▼

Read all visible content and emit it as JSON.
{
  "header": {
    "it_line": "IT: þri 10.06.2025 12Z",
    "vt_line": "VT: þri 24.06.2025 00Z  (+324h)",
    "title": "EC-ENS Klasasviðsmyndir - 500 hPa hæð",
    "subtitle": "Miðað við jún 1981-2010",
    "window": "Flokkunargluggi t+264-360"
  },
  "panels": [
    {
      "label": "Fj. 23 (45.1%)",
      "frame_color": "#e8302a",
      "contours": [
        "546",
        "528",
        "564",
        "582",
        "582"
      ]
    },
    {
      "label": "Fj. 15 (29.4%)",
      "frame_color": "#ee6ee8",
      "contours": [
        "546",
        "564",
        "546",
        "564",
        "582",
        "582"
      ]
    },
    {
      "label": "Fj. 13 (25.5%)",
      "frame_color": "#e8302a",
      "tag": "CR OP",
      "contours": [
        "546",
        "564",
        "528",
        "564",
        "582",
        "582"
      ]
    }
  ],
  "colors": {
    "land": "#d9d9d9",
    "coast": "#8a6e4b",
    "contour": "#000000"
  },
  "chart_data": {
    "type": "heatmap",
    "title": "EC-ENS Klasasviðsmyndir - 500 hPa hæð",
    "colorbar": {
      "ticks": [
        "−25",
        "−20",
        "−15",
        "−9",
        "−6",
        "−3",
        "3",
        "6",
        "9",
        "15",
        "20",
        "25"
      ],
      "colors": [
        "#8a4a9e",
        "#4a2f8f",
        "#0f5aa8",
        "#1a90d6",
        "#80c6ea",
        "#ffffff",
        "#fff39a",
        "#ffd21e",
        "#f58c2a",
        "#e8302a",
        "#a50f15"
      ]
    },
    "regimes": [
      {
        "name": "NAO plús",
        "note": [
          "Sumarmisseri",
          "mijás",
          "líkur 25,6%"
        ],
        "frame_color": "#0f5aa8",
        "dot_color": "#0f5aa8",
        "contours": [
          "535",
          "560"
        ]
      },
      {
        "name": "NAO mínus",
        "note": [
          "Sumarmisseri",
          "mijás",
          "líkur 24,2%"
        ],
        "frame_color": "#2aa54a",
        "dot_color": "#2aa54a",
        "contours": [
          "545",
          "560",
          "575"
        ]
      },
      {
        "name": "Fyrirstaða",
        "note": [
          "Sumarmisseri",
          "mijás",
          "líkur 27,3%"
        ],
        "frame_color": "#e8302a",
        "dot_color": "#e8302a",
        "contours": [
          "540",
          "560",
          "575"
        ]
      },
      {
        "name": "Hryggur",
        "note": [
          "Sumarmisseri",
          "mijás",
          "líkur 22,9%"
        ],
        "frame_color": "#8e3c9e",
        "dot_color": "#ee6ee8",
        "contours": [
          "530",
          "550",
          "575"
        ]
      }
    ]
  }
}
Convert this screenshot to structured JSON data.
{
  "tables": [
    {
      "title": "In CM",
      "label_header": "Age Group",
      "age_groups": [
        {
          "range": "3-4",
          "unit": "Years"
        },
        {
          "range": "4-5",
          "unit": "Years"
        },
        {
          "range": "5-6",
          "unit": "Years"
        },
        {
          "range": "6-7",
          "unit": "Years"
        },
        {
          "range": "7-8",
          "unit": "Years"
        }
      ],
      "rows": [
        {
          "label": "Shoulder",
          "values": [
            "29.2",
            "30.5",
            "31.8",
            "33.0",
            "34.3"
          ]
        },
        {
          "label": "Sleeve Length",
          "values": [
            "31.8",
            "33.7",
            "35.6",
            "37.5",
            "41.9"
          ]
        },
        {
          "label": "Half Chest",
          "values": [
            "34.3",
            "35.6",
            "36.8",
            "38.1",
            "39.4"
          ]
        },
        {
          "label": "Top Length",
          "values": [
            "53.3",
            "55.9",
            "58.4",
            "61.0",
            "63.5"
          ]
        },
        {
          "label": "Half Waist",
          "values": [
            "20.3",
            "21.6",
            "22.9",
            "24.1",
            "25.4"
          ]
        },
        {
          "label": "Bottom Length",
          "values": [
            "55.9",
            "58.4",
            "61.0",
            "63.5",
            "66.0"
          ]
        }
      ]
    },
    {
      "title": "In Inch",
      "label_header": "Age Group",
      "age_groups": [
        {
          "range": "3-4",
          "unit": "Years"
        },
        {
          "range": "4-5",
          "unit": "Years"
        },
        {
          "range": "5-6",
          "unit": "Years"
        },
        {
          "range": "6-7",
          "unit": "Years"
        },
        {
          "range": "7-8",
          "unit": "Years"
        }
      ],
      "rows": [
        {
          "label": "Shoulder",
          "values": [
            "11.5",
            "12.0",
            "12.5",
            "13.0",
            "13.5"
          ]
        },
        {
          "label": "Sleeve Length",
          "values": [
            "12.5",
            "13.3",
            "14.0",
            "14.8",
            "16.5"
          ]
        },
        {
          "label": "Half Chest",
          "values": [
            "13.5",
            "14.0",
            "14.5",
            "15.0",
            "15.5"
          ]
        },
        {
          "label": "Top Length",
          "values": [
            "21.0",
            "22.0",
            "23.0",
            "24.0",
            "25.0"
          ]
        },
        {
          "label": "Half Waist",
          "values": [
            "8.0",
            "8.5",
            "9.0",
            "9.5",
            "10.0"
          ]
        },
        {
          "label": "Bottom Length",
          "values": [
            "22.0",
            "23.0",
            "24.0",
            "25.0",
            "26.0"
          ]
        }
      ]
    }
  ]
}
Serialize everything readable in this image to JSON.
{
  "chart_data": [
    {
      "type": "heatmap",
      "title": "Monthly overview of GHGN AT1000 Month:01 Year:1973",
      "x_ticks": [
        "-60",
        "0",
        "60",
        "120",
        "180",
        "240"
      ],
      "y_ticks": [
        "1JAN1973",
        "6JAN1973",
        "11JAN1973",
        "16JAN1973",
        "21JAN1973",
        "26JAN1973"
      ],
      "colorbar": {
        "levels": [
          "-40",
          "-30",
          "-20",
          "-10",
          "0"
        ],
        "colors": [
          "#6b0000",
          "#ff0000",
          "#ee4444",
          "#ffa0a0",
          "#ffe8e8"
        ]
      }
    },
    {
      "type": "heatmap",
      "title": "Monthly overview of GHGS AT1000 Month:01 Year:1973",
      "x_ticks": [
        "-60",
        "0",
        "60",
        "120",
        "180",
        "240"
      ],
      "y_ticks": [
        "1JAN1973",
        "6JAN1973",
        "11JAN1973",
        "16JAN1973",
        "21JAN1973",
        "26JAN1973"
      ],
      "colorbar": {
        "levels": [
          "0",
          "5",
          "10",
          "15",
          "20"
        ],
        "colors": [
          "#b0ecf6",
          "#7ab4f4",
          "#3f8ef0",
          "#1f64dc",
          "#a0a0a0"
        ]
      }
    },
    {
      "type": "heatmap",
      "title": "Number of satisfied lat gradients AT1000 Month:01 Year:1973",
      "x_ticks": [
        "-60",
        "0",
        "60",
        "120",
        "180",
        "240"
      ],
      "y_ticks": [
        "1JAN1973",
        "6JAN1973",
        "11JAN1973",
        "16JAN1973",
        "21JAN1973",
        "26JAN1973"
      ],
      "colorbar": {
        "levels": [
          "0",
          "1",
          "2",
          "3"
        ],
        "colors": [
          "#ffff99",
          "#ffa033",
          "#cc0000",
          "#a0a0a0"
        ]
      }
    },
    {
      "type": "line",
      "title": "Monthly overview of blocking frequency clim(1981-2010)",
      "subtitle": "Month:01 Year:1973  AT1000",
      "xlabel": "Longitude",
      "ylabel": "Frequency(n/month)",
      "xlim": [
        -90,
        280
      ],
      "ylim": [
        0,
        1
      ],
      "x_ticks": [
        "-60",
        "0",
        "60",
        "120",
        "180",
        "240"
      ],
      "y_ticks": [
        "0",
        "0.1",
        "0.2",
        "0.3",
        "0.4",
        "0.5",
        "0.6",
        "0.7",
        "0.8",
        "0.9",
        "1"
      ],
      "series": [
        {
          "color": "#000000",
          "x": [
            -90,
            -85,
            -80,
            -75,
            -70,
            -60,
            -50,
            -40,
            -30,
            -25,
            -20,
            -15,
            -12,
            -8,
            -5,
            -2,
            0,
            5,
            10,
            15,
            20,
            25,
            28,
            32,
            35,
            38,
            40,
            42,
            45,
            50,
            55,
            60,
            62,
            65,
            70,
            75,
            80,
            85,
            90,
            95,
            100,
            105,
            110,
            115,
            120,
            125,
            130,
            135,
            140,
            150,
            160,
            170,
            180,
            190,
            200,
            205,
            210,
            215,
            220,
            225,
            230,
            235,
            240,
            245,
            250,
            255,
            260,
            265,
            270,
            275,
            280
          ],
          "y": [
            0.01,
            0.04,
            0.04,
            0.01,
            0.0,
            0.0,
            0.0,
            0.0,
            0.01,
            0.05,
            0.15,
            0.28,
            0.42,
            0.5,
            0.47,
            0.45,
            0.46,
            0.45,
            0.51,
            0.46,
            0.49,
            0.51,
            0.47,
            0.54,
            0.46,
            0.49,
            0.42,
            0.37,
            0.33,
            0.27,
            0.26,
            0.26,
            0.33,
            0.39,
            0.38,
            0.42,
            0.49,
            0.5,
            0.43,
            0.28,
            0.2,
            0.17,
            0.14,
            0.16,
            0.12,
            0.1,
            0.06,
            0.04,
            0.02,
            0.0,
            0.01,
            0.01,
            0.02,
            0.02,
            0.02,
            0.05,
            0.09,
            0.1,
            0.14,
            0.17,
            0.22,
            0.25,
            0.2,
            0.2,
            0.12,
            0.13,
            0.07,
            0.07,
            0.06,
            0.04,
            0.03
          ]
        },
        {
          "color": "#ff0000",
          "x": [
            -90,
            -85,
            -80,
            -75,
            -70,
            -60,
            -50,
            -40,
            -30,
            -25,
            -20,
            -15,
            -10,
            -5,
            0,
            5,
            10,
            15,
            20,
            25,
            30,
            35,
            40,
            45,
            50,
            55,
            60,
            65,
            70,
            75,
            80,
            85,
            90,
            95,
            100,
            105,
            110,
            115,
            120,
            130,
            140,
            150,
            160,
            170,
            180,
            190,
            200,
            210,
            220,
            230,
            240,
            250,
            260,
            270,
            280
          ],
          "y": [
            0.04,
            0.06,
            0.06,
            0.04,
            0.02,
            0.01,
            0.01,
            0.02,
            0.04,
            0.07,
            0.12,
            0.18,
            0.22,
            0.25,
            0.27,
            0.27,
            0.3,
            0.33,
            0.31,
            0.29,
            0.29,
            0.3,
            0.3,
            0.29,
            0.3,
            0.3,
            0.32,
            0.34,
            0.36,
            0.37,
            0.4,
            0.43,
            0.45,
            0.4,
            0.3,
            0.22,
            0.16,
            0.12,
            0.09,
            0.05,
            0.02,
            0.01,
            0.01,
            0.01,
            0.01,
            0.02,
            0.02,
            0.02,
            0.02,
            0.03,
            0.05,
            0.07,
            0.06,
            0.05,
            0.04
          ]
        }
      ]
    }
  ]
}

▲

# PROBLEM STATEMENT:
Which lines in the listing above hold the word "líkur"? Show each of them.

# SOLUTION TO THE PROBLEM:
          "líkur 25,6%"
          "líkur 24,2%"
          "líkur 27,3%"
          "líkur 22,9%"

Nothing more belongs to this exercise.